▶ Material shown:
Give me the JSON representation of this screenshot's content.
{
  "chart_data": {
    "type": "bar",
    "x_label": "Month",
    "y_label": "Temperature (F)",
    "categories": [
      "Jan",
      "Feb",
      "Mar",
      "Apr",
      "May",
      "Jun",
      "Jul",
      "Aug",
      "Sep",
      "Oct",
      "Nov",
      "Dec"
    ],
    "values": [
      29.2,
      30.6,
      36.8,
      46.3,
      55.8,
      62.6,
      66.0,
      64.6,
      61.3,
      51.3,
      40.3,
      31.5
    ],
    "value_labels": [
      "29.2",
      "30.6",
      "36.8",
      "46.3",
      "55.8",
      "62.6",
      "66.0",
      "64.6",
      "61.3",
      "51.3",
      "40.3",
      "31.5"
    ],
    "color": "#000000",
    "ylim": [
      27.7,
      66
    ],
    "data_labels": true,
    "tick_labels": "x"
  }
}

▶ The exercise: Your task is to print all of the records exactly.

▶ Output for this exercise:
Give me the JSON representation of this screenshot's content.
{
  "chart_data": {
    "type": "bar",
    "x_label": "Month",
    "y_label": "Temperature (F)",
    "categories": [
      "Jan",
      "Feb",
      "Mar",
      "Apr",
      "May",
      "Jun",
      "Jul",
      "Aug",
      "Sep",
      "Oct",
      "Nov",
      "Dec"
    ],
    "values": [
      29.2,
      30.6,
      36.8,
      46.3,
      55.8,
      62.6,
      66.0,
      64.6,
      61.3,
      51.3,
      40.3,
      31.5
    ],
    "value_labels": [
      "29.2",
      "30.6",
      "36.8",
      "46.3",
      "55.8",
      "62.6",
      "66.0",
      "64.6",
      "61.3",
      "51.3",
      "40.3",
      "31.5"
    ],
    "color": "#000000",
    "ylim": [
      27.7,
      66
    ],
    "data_labels": true,
    "tick_labels": "x"
  }
}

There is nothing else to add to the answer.